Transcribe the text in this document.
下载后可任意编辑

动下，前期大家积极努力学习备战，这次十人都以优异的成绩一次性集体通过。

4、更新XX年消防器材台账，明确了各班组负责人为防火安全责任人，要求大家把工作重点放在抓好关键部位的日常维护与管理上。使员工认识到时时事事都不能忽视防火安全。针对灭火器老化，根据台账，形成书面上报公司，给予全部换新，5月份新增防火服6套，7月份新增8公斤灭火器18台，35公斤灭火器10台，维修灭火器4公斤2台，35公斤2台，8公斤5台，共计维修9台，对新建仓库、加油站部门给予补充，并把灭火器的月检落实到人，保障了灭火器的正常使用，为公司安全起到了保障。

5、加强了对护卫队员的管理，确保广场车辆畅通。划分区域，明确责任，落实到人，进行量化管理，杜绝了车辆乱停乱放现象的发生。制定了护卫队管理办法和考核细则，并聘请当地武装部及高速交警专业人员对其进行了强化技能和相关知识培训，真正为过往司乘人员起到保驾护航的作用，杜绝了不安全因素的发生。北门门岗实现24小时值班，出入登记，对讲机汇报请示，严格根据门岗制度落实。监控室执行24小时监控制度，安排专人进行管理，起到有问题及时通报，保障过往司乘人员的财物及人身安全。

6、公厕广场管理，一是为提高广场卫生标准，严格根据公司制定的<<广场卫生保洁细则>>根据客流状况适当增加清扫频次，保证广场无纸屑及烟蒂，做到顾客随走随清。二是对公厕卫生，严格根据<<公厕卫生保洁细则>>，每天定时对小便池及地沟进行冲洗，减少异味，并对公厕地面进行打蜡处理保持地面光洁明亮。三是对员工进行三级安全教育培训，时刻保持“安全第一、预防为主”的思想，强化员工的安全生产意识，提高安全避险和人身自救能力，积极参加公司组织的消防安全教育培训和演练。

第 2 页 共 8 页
****************************************
■ STATED GOAL ■
Reproduce the full listing exactly.

■ EXERCISE RESULT ■
Transcribe the text in this document.
下载后可任意编辑

动下，前期大家积极努力学习备战，这次十人都以优异的成绩一次性集体通过。

4、更新XX年消防器材台账，明确了各班组负责人为防火安全责任人，要求大家把工作重点放在抓好关键部位的日常维护与管理上。使员工认识到时时事事都不能忽视防火安全。针对灭火器老化，根据台账，形成书面上报公司，给予全部换新，5月份新增防火服6套，7月份新增8公斤灭火器18台，35公斤灭火器10台，维修灭火器4公斤2台，35公斤2台，8公斤5台，共计维修9台，对新建仓库、加油站部门给予补充，并把灭火器的月检落实到人，保障了灭火器的正常使用，为公司安全起到了保障。

5、加强了对护卫队员的管理，确保广场车辆畅通。划分区域，明确责任，落实到人，进行量化管理，杜绝了车辆乱停乱放现象的发生。制定了护卫队管理办法和考核细则，并聘请当地武装部及高速交警专业人员对其进行了强化技能和相关知识培训，真正为过往司乘人员起到保驾护航的作用，杜绝了不安全因素的发生。北门门岗实现24小时值班，出入登记，对讲机汇报请示，严格根据门岗制度落实。监控室执行24小时监控制度，安排专人进行管理，起到有问题及时通报，保障过往司乘人员的财物及人身安全。

6、公厕广场管理，一是为提高广场卫生标准，严格根据公司制定的<<广场卫生保洁细则>>根据客流状况适当增加清扫频次，保证广场无纸屑及烟蒂，做到顾客随走随清。二是对公厕卫生，严格根据<<公厕卫生保洁细则>>，每天定时对小便池及地沟进行冲洗，减少异味，并对公厕地面进行打蜡处理保持地面光洁明亮。三是对员工进行三级安全教育培训，时刻保持“安全第一、预防为主”的思想，强化员工的安全生产意识，提高安全避险和人身自救能力，积极参加公司组织的消防安全教育培训和演练。

第 2 页 共 8 页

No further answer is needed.